Collection entries

- - - - - - -

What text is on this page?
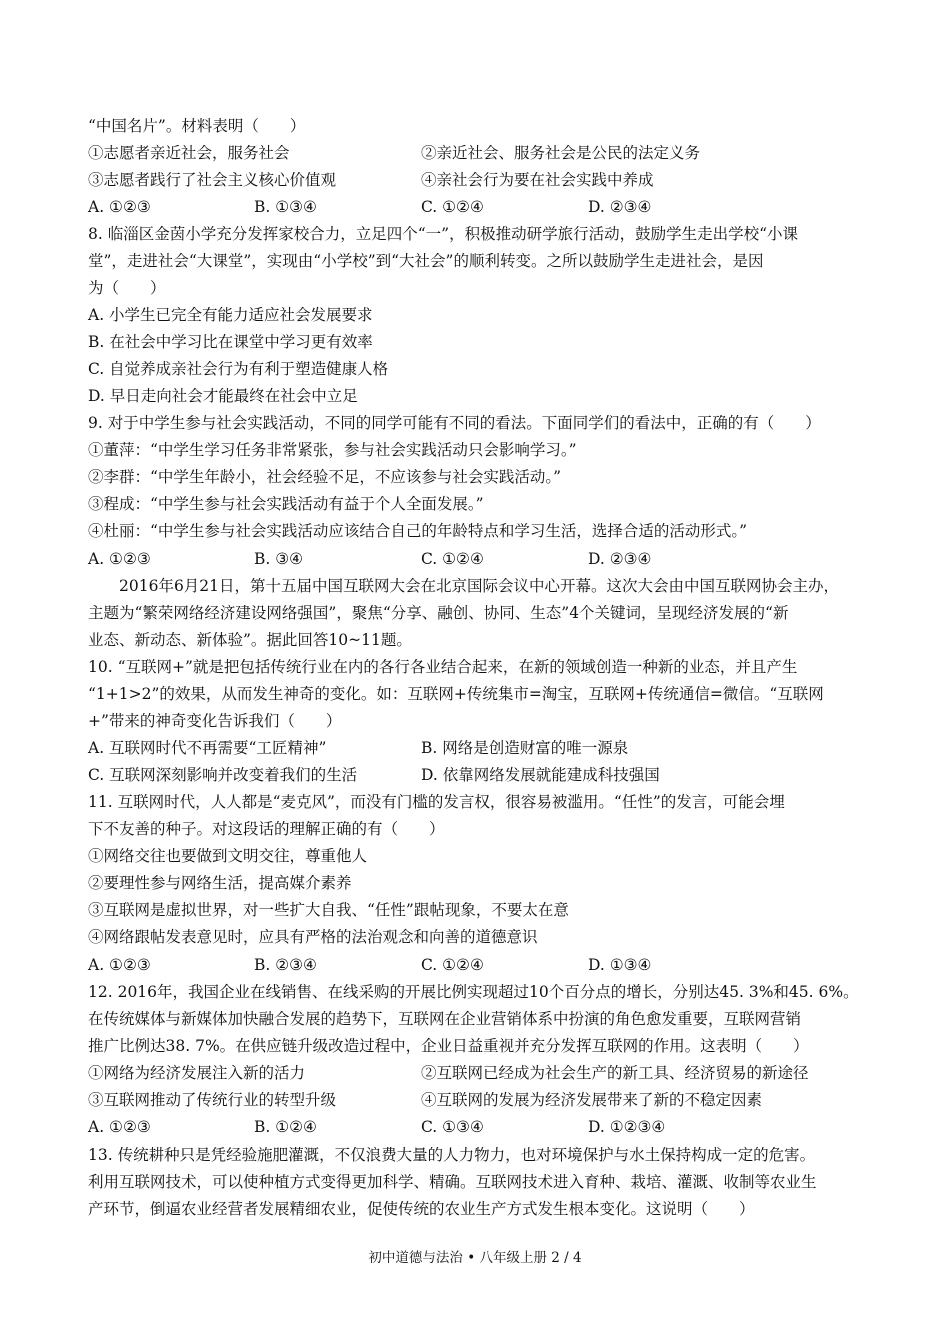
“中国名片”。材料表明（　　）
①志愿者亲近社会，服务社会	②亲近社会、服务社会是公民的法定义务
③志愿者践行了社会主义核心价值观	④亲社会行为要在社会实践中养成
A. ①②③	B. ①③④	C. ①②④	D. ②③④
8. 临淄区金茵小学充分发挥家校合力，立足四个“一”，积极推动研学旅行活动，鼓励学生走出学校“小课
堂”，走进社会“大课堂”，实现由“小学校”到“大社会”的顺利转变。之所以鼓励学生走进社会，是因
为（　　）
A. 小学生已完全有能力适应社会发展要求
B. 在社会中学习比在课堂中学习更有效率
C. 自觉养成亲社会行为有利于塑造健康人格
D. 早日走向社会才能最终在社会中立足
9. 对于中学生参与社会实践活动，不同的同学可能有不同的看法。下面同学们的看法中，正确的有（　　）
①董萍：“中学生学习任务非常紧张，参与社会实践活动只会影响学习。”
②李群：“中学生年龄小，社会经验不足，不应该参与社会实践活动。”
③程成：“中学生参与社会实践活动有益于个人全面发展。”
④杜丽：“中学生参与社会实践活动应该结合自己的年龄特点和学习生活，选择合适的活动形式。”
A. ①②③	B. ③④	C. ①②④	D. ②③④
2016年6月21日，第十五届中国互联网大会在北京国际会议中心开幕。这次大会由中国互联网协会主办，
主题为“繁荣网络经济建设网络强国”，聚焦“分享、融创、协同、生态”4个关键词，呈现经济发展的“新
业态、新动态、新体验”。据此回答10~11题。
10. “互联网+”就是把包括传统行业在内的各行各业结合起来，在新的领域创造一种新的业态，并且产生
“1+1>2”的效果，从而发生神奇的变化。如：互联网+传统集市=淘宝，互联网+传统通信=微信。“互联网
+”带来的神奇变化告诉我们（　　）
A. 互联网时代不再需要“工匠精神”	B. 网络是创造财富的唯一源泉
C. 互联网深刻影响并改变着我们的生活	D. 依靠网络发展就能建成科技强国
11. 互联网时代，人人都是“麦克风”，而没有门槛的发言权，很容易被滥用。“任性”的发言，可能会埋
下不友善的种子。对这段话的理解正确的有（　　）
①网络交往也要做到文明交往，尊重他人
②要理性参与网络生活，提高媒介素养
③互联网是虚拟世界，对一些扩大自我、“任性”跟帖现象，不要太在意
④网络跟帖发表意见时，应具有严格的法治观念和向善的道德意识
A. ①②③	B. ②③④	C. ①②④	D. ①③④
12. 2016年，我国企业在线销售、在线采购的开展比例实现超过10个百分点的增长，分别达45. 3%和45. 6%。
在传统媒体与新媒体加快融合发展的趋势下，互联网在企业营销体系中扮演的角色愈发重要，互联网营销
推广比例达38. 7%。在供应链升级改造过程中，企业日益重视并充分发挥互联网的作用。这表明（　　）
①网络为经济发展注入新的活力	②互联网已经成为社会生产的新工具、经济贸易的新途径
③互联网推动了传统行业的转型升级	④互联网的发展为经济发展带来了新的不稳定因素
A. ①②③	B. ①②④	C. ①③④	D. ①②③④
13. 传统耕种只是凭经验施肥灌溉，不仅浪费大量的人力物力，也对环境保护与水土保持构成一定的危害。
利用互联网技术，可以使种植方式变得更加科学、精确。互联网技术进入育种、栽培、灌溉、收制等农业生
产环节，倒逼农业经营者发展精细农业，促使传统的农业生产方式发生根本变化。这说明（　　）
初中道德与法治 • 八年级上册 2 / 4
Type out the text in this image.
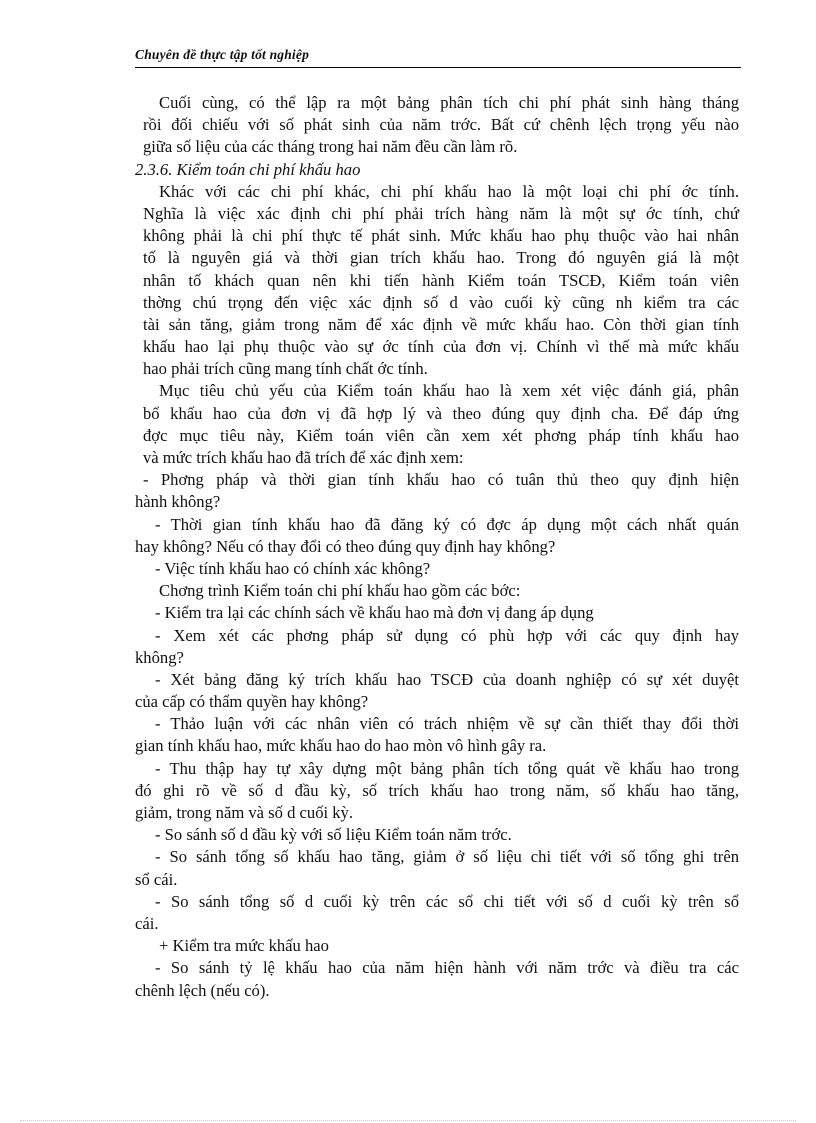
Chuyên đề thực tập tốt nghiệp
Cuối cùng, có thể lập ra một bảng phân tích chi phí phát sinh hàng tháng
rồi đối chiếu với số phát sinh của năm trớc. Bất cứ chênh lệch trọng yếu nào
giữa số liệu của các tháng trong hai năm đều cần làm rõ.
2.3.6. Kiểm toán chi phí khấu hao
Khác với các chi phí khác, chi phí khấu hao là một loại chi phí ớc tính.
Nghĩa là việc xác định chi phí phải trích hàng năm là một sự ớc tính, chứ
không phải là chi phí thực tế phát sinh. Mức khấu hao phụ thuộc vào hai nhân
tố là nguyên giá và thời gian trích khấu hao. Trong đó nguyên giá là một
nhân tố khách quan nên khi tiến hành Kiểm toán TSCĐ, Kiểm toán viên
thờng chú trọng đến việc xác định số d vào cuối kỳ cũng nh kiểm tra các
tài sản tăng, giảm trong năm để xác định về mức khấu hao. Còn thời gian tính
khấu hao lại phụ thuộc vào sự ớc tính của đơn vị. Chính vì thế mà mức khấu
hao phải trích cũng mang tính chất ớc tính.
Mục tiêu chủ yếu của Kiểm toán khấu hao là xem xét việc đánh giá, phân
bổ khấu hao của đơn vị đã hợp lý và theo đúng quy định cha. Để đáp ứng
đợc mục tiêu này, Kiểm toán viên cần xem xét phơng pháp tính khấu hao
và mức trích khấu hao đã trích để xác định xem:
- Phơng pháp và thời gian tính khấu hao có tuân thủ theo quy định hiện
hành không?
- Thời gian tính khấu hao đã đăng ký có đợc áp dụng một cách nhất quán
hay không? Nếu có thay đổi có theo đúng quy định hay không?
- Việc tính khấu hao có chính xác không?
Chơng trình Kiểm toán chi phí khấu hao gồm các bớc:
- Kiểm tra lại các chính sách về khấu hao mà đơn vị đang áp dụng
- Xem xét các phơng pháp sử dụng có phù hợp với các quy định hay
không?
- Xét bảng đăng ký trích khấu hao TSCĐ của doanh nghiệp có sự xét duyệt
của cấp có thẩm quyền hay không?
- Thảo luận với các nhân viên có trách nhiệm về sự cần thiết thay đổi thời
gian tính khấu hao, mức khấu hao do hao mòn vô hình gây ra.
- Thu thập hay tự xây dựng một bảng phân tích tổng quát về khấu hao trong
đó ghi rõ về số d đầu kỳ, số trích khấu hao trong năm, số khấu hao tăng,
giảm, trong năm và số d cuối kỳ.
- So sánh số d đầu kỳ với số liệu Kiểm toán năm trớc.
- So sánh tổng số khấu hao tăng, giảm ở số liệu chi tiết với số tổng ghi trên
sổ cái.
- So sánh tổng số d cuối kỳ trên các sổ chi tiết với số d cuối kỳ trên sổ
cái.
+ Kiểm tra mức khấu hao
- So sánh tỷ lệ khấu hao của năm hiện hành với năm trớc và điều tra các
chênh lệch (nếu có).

- - - - - - -

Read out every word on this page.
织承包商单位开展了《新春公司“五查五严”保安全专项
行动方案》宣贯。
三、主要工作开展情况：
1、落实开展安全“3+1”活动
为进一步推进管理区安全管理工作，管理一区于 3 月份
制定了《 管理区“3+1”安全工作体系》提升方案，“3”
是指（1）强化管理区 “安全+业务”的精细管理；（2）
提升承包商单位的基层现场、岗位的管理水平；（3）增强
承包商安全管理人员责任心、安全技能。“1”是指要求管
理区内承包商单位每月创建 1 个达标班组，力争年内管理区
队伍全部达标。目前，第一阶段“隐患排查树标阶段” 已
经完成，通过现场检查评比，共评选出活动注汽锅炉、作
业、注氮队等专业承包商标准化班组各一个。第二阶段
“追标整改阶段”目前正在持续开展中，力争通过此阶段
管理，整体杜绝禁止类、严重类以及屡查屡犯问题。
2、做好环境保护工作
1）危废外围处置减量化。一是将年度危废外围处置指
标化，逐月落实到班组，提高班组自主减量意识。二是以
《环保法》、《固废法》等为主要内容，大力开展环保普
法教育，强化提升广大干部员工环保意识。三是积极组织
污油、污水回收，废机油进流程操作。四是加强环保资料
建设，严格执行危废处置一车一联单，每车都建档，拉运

- - - - - - -

* **Task prompt**:
Copy out all lines that carry the word "tiêu".

* **Solved problem**:
Mục tiêu chủ yếu của Kiểm toán khấu hao là xem xét việc đánh giá, phân
đợc mục tiêu này, Kiểm toán viên cần xem xét phơng pháp tính khấu hao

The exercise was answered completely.